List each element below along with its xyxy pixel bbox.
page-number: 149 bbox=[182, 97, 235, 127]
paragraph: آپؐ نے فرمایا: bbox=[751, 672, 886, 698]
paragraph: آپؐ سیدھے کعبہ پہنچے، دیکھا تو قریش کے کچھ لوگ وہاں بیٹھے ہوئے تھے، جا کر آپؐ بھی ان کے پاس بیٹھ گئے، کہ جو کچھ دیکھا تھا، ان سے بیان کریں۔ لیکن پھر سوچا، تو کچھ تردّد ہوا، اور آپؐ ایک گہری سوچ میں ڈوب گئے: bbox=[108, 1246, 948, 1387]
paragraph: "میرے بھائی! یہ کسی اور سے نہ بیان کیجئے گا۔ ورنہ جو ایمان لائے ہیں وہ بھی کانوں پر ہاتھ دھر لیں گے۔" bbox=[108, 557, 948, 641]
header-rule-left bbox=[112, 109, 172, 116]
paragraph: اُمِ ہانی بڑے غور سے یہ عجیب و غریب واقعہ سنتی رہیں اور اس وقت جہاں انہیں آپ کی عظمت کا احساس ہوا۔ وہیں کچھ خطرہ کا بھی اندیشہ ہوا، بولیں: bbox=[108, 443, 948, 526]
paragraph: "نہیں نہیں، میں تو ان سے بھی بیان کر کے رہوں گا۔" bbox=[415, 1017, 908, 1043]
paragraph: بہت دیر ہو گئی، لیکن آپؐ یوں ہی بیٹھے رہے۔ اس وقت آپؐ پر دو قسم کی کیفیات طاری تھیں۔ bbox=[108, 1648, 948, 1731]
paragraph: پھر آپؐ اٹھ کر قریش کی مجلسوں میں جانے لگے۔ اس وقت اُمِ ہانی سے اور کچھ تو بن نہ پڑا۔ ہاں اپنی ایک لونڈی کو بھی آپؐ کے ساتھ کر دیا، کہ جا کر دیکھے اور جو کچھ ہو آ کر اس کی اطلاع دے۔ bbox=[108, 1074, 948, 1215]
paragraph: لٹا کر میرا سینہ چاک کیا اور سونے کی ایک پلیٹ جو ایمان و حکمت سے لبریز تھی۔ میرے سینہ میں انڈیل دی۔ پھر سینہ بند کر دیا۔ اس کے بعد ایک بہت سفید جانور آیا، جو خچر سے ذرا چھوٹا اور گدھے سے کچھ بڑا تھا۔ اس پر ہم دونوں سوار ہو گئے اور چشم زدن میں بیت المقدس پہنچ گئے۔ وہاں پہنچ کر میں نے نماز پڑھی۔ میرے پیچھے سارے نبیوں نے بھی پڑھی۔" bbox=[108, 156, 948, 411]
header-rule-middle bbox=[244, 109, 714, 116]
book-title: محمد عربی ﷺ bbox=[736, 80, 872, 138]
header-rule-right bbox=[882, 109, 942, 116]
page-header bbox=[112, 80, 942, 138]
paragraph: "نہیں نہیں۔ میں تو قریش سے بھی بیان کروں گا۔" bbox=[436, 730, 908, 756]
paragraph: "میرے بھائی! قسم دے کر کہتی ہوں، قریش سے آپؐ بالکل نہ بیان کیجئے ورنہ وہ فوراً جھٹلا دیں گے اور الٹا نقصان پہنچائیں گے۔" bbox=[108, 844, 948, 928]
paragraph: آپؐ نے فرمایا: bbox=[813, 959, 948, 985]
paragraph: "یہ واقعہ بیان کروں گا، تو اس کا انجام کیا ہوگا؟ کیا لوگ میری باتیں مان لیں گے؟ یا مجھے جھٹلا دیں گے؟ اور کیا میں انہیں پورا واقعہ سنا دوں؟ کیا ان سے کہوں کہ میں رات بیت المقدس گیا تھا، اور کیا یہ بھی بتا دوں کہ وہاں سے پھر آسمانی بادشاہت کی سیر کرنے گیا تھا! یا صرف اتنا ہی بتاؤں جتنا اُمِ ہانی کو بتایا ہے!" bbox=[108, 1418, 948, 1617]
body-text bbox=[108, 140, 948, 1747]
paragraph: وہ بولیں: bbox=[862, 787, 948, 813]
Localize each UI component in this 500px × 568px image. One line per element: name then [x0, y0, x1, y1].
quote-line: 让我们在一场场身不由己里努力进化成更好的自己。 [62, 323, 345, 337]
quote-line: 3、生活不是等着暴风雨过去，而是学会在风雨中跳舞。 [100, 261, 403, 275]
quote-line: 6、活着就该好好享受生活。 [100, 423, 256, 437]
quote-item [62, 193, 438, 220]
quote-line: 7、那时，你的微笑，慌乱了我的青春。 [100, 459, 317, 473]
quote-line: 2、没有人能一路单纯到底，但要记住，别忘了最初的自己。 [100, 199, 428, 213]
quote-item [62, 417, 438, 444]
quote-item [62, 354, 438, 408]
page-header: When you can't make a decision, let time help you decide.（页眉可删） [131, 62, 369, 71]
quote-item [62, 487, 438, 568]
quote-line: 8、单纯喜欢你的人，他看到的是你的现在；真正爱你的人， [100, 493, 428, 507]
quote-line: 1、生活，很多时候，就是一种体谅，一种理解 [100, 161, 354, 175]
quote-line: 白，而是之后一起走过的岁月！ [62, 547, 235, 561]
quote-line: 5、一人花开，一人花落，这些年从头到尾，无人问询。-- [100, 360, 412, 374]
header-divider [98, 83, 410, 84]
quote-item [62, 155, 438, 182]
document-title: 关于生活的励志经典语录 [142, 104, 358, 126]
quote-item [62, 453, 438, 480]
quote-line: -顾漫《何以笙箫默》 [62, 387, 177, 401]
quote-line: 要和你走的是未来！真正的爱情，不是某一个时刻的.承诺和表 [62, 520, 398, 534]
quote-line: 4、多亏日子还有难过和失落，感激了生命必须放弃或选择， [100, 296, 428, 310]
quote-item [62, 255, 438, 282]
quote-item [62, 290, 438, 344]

——

- _WORK TO DO_:
Put every line of the listing above into a Markdown table with the columns Row and Line, numbering each row and skipping blank lines.

- _RESPONSE TO THIS EXERCISE_:
| Row | Line |
|---|---|
| 1 | List each element below along with its xyxy pixel bbox. |
| 2 | page-number: 149 bbox=[182, 97, 235, 127] |
| 3 | paragraph: آپؐ نے فرمایا: bbox=[751, 672, 886, 698] |
| 4 | paragraph: آپؐ سیدھے کعبہ پہنچے، دیکھا تو قریش کے کچھ لوگ وہاں بیٹھے ہوئے تھے، جا کر آپؐ بھی ان کے پاس بیٹھ گئے، کہ جو کچھ دیکھا تھا، ان سے بیان کریں۔ لیکن پھر سوچا، تو کچھ تردّد ہوا، اور آپؐ ایک گہری سوچ میں ڈوب گئے: bbox=[108, 1246, 948, 1387] |
| 5 | paragraph: "میرے بھائی! یہ کسی اور سے نہ بیان کیجئے گا۔ ورنہ جو ایمان لائے ہیں وہ بھی کانوں پر ہاتھ دھر لیں گے۔" bbox=[108, 557, 948, 641] |
| 6 | header-rule-left bbox=[112, 109, 172, 116] |
| 7 | paragraph: اُمِ ہانی بڑے غور سے یہ عجیب و غریب واقعہ سنتی رہیں اور اس وقت جہاں انہیں آپ کی عظمت کا احساس ہوا۔ وہیں کچھ خطرہ کا بھی اندیشہ ہوا، بولیں: bbox=[108, 443, 948, 526] |
| 8 | paragraph: "نہیں نہیں، میں تو ان سے بھی بیان کر کے رہوں گا۔" bbox=[415, 1017, 908, 1043] |
| 9 | paragraph: بہت دیر ہو گئی، لیکن آپؐ یوں ہی بیٹھے رہے۔ اس وقت آپؐ پر دو قسم کی کیفیات طاری تھیں۔ bbox=[108, 1648, 948, 1731] |
| 10 | paragraph: پھر آپؐ اٹھ کر قریش کی مجلسوں میں جانے لگے۔ اس وقت اُمِ ہانی سے اور کچھ تو بن نہ پڑا۔ ہاں اپنی ایک لونڈی کو بھی آپؐ کے ساتھ کر دیا، کہ جا کر دیکھے اور جو کچھ ہو آ کر اس کی اطلاع دے۔ bbox=[108, 1074, 948, 1215] |
| 11 | paragraph: لٹا کر میرا سینہ چاک کیا اور سونے کی ایک پلیٹ جو ایمان و حکمت سے لبریز تھی۔ میرے سینہ میں انڈیل دی۔ پھر سینہ بند کر دیا۔ اس کے بعد ایک بہت سفید جانور آیا، جو خچر سے ذرا چھوٹا اور گدھے سے کچھ بڑا تھا۔ اس پر ہم دونوں سوار ہو گئے اور چشم زدن میں بیت المقدس پہنچ گئے۔ وہاں پہنچ کر میں نے نماز پڑھی۔ میرے پیچھے سارے نبیوں نے بھی پڑھی۔" bbox=[108, 156, 948, 411] |
| 12 | header-rule-middle bbox=[244, 109, 714, 116] |
| 13 | book-title: محمد عربی ﷺ bbox=[736, 80, 872, 138] |
| 14 | header-rule-right bbox=[882, 109, 942, 116] |
| 15 | page-header bbox=[112, 80, 942, 138] |
| 16 | paragraph: "نہیں نہیں۔ میں تو قریش سے بھی بیان کروں گا۔" bbox=[436, 730, 908, 756] |
| 17 | paragraph: "میرے بھائی! قسم دے کر کہتی ہوں، قریش سے آپؐ بالکل نہ بیان کیجئے ورنہ وہ فوراً جھٹلا دیں گے اور الٹا نقصان پہنچائیں گے۔" bbox=[108, 844, 948, 928] |
| 18 | paragraph: آپؐ نے فرمایا: bbox=[813, 959, 948, 985] |
| 19 | paragraph: "یہ واقعہ بیان کروں گا، تو اس کا انجام کیا ہوگا؟ کیا لوگ میری باتیں مان لیں گے؟ یا مجھے جھٹلا دیں گے؟ اور کیا میں انہیں پورا واقعہ سنا دوں؟ کیا ان سے کہوں کہ میں رات بیت المقدس گیا تھا، اور کیا یہ بھی بتا دوں کہ وہاں سے پھر آسمانی بادشاہت کی سیر کرنے گیا تھا! یا صرف اتنا ہی بتاؤں جتنا اُمِ ہانی کو بتایا ہے!" bbox=[108, 1418, 948, 1617] |
| 20 | body-text bbox=[108, 140, 948, 1747] |
| 21 | paragraph: وہ بولیں: bbox=[862, 787, 948, 813] |
| 22 | Localize each UI component in this 500px × 568px image. One line per element: name then [x0, y0, x1, y1]. |
| 23 | quote-line: 让我们在一场场身不由己里努力进化成更好的自己。 [62, 323, 345, 337] |
| 24 | quote-line: 3、生活不是等着暴风雨过去，而是学会在风雨中跳舞。 [100, 261, 403, 275] |
| 25 | quote-line: 6、活着就该好好享受生活。 [100, 423, 256, 437] |
| 26 | quote-item [62, 193, 438, 220] |
| 27 | quote-line: 7、那时，你的微笑，慌乱了我的青春。 [100, 459, 317, 473] |
| 28 | quote-line: 2、没有人能一路单纯到底，但要记住，别忘了最初的自己。 [100, 199, 428, 213] |
| 29 | quote-item [62, 417, 438, 444] |
| 30 | quote-item [62, 354, 438, 408] |
| 31 | page-header: When you can't make a decision, let time help you decide.（页眉可删） [131, 62, 369, 71] |
| 32 | quote-item [62, 487, 438, 568] |
| 33 | quote-line: 8、单纯喜欢你的人，他看到的是你的现在；真正爱你的人， [100, 493, 428, 507] |
| 34 | quote-line: 1、生活，很多时候，就是一种体谅，一种理解 [100, 161, 354, 175] |
| 35 | quote-line: 白，而是之后一起走过的岁月！ [62, 547, 235, 561] |
| 36 | quote-line: 5、一人花开，一人花落，这些年从头到尾，无人问询。-- [100, 360, 412, 374] |
| 37 | header-divider [98, 83, 410, 84] |
| 38 | quote-item [62, 155, 438, 182] |
| 39 | document-title: 关于生活的励志经典语录 [142, 104, 358, 126] |
| 40 | quote-item [62, 453, 438, 480] |
| 41 | quote-line: -顾漫《何以笙箫默》 [62, 387, 177, 401] |
| 42 | quote-line: 要和你走的是未来！真正的爱情，不是某一个时刻的.承诺和表 [62, 520, 398, 534] |
| 43 | quote-line: 4、多亏日子还有难过和失落，感激了生命必须放弃或选择， [100, 296, 428, 310] |
| 44 | quote-item [62, 255, 438, 282] |
| 45 | quote-item [62, 290, 438, 344] |